■ Consigne ■
Prolongez le texte sur le métabolisme territorial de l’Île-de-France à partir de sa dernière phrase.

■ Extrait à lire ■
L’ÎLE-DE-FRANCE, UN « OGRE » QUI CANALISE SA FAIM

L’Île-de-France présente un métabolisme territorial caractérisé par une importante consommation directe et indirecte de ressources matérielles et énergétiques. La consommation intérieure de matières est de 61,3 Mt en 2021, soit un maintien relatif par rapport à 2015 (63,7 Mt), alors même que la population a augmenté. Les premières analyses du métabolisme francilien, qui remontent aux années 2000 (Barles, 2007), estimaient cette consommation à plus de 70 Mt. Bien que les méthodes et données utilisées ont, depuis, largement évolué, rendant une comparaison précise très délicate, un regard sur le long terme suggère une tendance à la baisse de la consommation intérieure de matières francilienne, dans ce foyer historique du développement des études de métabolisme territorial.

(Données d’annotation de mise en page)
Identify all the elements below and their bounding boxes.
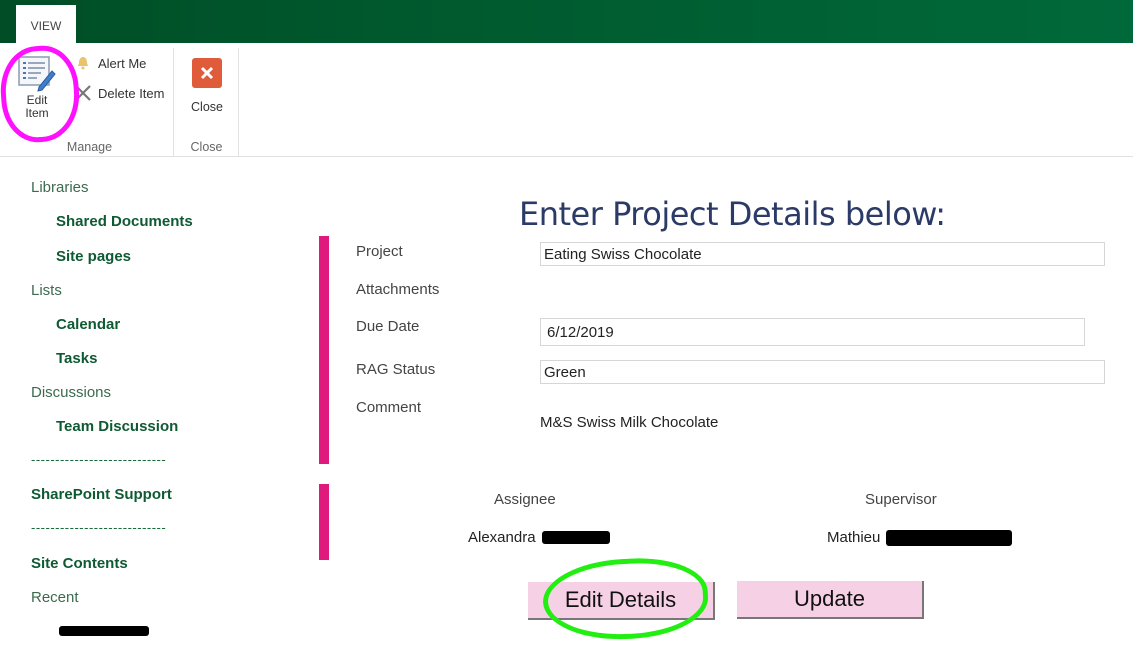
nav-recent[interactable]: Recent [31, 589, 79, 606]
delete-item-button[interactable]: Delete Item [72, 82, 164, 104]
accent-bar [319, 236, 329, 464]
nav-team-discussion[interactable]: Team Discussion [56, 418, 178, 435]
project-label: Project [356, 243, 403, 260]
alert-me-button[interactable]: Alert Me [72, 52, 146, 74]
bell-icon [72, 53, 94, 73]
close-button-label: Close [191, 100, 223, 114]
assignee-first-name: Alexandra [468, 529, 536, 546]
redacted-surname [886, 529, 1013, 546]
edit-details-button[interactable]: Edit Details [528, 582, 715, 620]
nav-separator: ---------------------------- [31, 520, 167, 535]
project-field[interactable]: Eating Swiss Chocolate [540, 242, 1105, 266]
comment-value: M&S Swiss Milk Chocolate [540, 414, 719, 431]
redacted-recent-item[interactable] [59, 626, 149, 636]
redacted-surname [541, 531, 610, 544]
close-group-label: Close [190, 140, 223, 154]
due-date-label: Due Date [356, 318, 420, 335]
nav-site-contents[interactable]: Site Contents [31, 555, 128, 572]
nav-shared-documents[interactable]: Shared Documents [56, 213, 193, 230]
edit-item-label-line2: Item [25, 106, 49, 120]
nav-libraries[interactable]: Libraries [31, 179, 89, 196]
close-button[interactable]: Close [189, 58, 225, 114]
ribbon: Edit Item Alert Me Delete Item Manage Cl… [0, 43, 1133, 157]
alert-me-label: Alert Me [98, 55, 147, 71]
edit-item-button[interactable]: Edit Item [12, 54, 62, 134]
nav-lists[interactable]: Lists [31, 282, 62, 299]
accent-bar [319, 484, 329, 560]
due-date-field[interactable]: 6/12/2019 [540, 318, 1085, 346]
manage-group-label: Manage [66, 140, 113, 154]
attachments-label: Attachments [356, 281, 440, 298]
nav-site-pages[interactable]: Site pages [56, 248, 131, 265]
edit-list-icon [18, 56, 56, 92]
form-title: Enter Project Details below: [519, 195, 946, 233]
nav-separator: ---------------------------- [31, 452, 167, 467]
assignee-label: Assignee [494, 491, 556, 508]
ribbon-group-manage: Edit Item Alert Me Delete Item Manage [6, 48, 174, 156]
rag-status-field[interactable]: Green [540, 360, 1105, 384]
update-button[interactable]: Update [737, 581, 924, 619]
suite-bar: VIEW [0, 0, 1133, 43]
x-cross-icon [72, 83, 94, 103]
tab-view[interactable]: VIEW [16, 5, 76, 43]
ribbon-group-close: Close Close [175, 48, 239, 156]
assignee-value: Alexandra [468, 529, 610, 546]
supervisor-value: Mathieu [827, 529, 1013, 546]
nav-calendar[interactable]: Calendar [56, 316, 120, 333]
nav-sharepoint-support[interactable]: SharePoint Support [31, 486, 172, 503]
delete-item-label: Delete Item [98, 85, 165, 101]
rag-status-label: RAG Status [356, 361, 436, 378]
close-square-icon [192, 58, 222, 88]
supervisor-label: Supervisor [865, 491, 937, 508]
nav-discussions[interactable]: Discussions [31, 384, 111, 401]
supervisor-first-name: Mathieu [827, 529, 881, 546]
nav-tasks[interactable]: Tasks [56, 350, 97, 367]
comment-label: Comment [356, 399, 422, 416]
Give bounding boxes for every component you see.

■ Réponse ■
La consommation intérieure de 2021 est majoritairement (près de 50 %) composée de minéraux non métalliques et de produits à dominante non métallique, catégorie dans laquelle se trouvent les matériaux de construction (sables, graviers…) et les ressources minérales dédiées à l’industrie (gypse, silice…). Ainsi, le secteur du BTP a mobilisé environ 25 Mt de matériaux de construction en 2021, hors matériaux issus du recyclage, soit près de la moitié de la consommation intérieure de matières en Île-de-France. La biomasse issue de l’agriculture ainsi que la biomasse forestière comptent pour environ 25 % de la consommation intérieure de matières, suivies par les énergies fossiles (entre 20 et 25 %). La consommation directe de l’Île-de-France est cependant relativement faible par rapport à celle des autres régions françaises lorsqu’elle est rapportée à l’habitant (5 t/hab.), en raison de deux facteurs principaux : d’une part, la densité humaine et urbaine de la région capitale, dont les logements sont plus collectifs et plus petits, l’étalement urbain moindre, et où les travaux routiers sont moins développés que dans d’autres régions françaises ; d’autre part, des activités économiques, à l’exception du BTP, relevant majoritairement du secteur tertiaire et mobilisant à ce titre des matières premières moindres que l’agriculture ou l’industrie, ce qui engendre des flux de matières plus faibles.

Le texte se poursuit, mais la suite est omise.